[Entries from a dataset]
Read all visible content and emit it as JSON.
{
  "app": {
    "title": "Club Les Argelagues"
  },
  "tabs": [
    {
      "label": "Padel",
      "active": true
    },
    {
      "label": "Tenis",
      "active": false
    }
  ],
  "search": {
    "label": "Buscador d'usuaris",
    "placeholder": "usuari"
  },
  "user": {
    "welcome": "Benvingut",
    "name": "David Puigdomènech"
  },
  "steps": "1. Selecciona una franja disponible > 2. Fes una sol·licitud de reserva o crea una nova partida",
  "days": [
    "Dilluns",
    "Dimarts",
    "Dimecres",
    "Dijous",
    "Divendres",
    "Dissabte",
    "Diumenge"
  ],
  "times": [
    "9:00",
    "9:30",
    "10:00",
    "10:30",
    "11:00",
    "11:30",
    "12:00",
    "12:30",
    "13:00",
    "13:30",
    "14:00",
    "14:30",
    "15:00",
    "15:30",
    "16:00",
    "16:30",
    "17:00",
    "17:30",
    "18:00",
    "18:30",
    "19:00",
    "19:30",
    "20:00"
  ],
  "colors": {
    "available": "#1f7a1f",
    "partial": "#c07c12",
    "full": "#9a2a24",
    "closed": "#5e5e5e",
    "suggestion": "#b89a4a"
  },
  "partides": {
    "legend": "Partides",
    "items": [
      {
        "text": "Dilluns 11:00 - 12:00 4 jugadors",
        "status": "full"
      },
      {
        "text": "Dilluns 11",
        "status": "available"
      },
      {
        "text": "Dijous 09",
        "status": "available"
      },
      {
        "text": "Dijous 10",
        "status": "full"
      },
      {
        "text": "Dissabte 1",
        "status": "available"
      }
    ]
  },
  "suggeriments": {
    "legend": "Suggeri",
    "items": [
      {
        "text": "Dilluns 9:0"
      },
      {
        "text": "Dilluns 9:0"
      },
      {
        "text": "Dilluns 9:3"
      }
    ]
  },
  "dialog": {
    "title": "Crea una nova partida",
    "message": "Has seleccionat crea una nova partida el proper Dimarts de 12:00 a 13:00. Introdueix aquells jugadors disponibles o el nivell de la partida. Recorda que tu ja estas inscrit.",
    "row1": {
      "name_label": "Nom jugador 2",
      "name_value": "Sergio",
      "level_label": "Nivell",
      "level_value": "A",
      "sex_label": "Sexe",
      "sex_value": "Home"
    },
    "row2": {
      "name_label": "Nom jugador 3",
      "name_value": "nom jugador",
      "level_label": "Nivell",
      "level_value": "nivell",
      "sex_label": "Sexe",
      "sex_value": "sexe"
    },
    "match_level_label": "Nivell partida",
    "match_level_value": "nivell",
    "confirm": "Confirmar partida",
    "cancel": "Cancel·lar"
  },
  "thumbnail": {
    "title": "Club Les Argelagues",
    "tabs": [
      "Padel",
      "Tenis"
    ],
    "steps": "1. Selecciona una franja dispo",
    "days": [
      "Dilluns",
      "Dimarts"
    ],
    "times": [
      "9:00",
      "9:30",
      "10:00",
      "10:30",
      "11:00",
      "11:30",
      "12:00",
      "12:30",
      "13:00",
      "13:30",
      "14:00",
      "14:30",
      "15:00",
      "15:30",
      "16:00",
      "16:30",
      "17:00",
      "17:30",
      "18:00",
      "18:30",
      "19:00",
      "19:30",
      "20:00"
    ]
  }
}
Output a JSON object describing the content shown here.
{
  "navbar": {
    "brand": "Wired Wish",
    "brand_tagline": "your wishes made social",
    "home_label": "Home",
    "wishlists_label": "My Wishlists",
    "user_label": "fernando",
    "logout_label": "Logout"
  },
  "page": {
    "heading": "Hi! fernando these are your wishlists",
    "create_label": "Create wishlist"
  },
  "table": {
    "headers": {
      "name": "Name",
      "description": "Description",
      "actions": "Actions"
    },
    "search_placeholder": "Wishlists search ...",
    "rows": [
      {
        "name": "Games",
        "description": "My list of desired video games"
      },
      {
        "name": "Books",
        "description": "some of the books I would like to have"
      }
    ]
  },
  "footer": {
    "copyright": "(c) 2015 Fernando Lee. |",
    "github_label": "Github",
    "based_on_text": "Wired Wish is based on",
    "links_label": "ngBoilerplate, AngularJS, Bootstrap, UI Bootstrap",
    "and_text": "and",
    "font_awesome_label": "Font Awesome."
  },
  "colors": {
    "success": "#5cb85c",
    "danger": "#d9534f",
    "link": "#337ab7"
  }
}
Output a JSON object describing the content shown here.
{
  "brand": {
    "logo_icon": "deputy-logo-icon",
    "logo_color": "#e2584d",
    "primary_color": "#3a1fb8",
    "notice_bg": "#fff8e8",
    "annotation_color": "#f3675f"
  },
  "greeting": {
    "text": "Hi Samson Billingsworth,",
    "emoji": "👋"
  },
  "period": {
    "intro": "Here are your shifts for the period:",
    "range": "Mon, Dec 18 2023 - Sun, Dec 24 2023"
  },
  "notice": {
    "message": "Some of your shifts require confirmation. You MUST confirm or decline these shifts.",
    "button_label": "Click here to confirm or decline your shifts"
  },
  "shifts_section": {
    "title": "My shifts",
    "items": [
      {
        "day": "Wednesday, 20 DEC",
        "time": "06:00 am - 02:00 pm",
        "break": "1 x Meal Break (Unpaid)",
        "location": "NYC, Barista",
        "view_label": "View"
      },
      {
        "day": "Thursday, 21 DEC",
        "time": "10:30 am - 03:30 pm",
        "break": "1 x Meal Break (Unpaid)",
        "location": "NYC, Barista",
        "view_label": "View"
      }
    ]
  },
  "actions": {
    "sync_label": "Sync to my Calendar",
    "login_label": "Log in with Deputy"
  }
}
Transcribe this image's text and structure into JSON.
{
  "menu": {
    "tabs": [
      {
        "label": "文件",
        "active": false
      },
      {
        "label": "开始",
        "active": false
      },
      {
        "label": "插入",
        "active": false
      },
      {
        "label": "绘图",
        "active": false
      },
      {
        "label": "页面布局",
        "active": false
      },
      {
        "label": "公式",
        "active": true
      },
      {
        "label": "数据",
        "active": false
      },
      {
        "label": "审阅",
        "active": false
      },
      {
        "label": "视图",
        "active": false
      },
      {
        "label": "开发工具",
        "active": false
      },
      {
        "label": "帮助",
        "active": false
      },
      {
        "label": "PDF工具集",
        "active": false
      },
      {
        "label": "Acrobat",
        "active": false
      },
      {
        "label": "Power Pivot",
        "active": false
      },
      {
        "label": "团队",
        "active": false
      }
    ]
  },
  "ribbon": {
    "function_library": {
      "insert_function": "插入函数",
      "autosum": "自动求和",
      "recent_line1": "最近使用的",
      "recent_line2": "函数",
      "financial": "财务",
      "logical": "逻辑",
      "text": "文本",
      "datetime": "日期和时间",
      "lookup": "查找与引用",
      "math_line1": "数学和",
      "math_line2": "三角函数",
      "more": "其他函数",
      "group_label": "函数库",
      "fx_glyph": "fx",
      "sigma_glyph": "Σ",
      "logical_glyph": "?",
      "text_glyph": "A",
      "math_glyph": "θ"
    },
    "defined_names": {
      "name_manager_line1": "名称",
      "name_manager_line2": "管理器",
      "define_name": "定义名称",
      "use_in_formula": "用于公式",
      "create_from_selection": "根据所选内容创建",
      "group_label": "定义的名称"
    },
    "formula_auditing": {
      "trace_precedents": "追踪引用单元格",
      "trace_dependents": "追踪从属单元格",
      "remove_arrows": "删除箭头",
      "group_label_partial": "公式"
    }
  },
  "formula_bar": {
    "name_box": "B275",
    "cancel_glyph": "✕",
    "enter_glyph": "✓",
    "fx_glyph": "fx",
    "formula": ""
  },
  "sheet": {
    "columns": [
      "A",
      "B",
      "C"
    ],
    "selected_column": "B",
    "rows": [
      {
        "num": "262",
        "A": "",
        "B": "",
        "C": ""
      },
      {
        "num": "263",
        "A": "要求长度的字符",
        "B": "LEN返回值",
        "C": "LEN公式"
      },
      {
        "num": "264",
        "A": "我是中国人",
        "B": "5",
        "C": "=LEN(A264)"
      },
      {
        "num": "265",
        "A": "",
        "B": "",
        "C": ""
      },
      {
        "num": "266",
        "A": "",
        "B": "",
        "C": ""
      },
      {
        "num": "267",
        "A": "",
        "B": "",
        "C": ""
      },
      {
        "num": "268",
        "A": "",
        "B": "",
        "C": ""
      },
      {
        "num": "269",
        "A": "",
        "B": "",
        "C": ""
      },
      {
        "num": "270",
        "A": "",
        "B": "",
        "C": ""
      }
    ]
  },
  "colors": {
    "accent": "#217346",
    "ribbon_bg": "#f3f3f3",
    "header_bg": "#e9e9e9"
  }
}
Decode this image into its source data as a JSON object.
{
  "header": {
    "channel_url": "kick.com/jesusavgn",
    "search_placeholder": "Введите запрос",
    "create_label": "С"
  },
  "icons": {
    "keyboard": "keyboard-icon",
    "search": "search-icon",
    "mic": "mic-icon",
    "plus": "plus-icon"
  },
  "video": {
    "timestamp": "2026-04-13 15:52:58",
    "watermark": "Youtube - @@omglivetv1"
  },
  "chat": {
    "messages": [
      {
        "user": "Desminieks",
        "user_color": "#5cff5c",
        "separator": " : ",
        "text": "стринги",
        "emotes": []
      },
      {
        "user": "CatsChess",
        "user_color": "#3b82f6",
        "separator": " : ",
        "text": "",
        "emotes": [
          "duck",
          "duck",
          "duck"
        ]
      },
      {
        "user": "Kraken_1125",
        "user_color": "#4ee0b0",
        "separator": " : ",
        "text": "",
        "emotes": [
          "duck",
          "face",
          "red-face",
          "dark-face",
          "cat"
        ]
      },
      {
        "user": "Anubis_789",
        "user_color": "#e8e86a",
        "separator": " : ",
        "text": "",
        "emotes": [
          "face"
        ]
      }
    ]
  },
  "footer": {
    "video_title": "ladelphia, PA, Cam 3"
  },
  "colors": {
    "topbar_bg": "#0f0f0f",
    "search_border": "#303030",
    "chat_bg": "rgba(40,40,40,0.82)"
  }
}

Written problem :: From the line containing "Decode this image" down to the last line, reproduce the records exactly. Include both ends.

Answer to the problem ::
Decode this image into its source data as a JSON object.
{
  "header": {
    "channel_url": "kick.com/jesusavgn",
    "search_placeholder": "Введите запрос",
    "create_label": "С"
  },
  "icons": {
    "keyboard": "keyboard-icon",
    "search": "search-icon",
    "mic": "mic-icon",
    "plus": "plus-icon"
  },
  "video": {
    "timestamp": "2026-04-13 15:52:58",
    "watermark": "Youtube - @@omglivetv1"
  },
  "chat": {
    "messages": [
      {
        "user": "Desminieks",
        "user_color": "#5cff5c",
        "separator": " : ",
        "text": "стринги",
        "emotes": []
      },
      {
        "user": "CatsChess",
        "user_color": "#3b82f6",
        "separator": " : ",
        "text": "",
        "emotes": [
          "duck",
          "duck",
          "duck"
        ]
      },
      {
        "user": "Kraken_1125",
        "user_color": "#4ee0b0",
        "separator": " : ",
        "text": "",
        "emotes": [
          "duck",
          "face",
          "red-face",
          "dark-face",
          "cat"
        ]
      },
      {
        "user": "Anubis_789",
        "user_color": "#e8e86a",
        "separator": " : ",
        "text": "",
        "emotes": [
          "face"
        ]
      }
    ]
  },
  "footer": {
    "video_title": "ladelphia, PA, Cam 3"
  },
  "colors": {
    "topbar_bg": "#0f0f0f",
    "search_border": "#303030",
    "chat_bg": "rgba(40,40,40,0.82)"
  }
}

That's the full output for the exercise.